● Data in this exercise:
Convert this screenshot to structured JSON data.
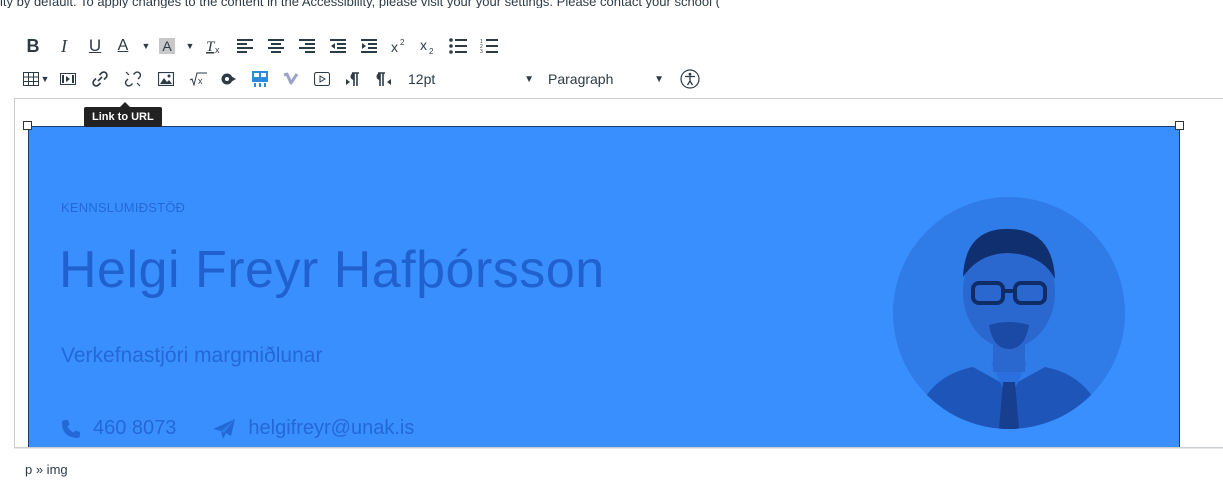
{
  "top_text": "ity by default. To apply changes to the content in the Accessibility, please visit your your settings. Please contact your school (",
  "toolbar": {
    "row1": [
      {
        "name": "bold-button",
        "label": "B"
      },
      {
        "name": "italic-button",
        "label": "I"
      },
      {
        "name": "underline-button",
        "label": "U"
      },
      {
        "name": "text-color-button",
        "label": "A"
      },
      {
        "name": "background-color-button",
        "label": "A"
      },
      {
        "name": "clear-formatting-button",
        "label": "Tx"
      }
    ],
    "font_size": "12pt",
    "block_format": "Paragraph"
  },
  "tooltip": "Link to URL",
  "content": {
    "kicker": "KENNSLUMIÐSTÖÐ",
    "name": "Helgi Freyr Hafþórsson",
    "role": "Verkefnastjóri margmiðlunar",
    "phone": "460 8073",
    "email": "helgifreyr@unak.is"
  },
  "status_path": "p » img",
  "colors": {
    "image_bg": "#3a8ffe",
    "text_blue": "#2160cf"
  }
}
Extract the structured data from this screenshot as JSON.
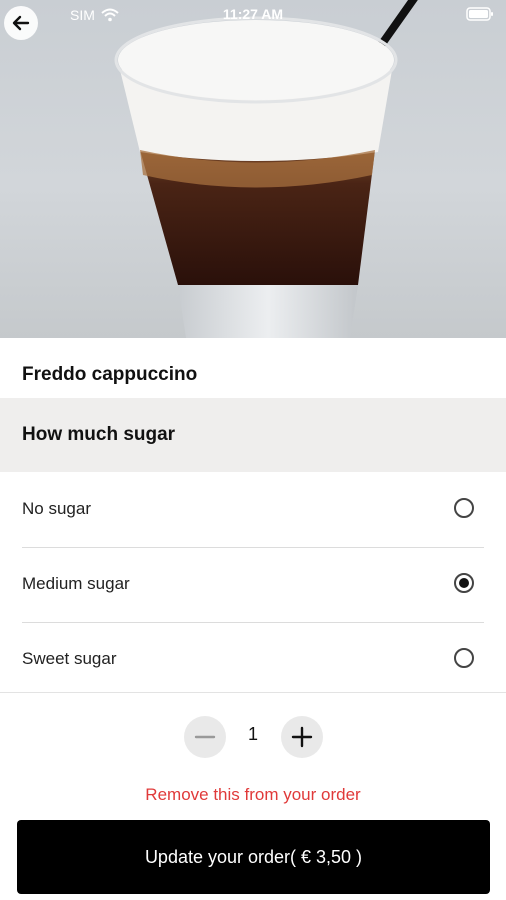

● Objective:
Look through the material above. Copy each line where the word "label" appears.

● Solution for this exercise:
        "label": "B"
        "label": "I"
        "label": "U"
        "label": "A"
        "label": "A"
        "label": "Tx"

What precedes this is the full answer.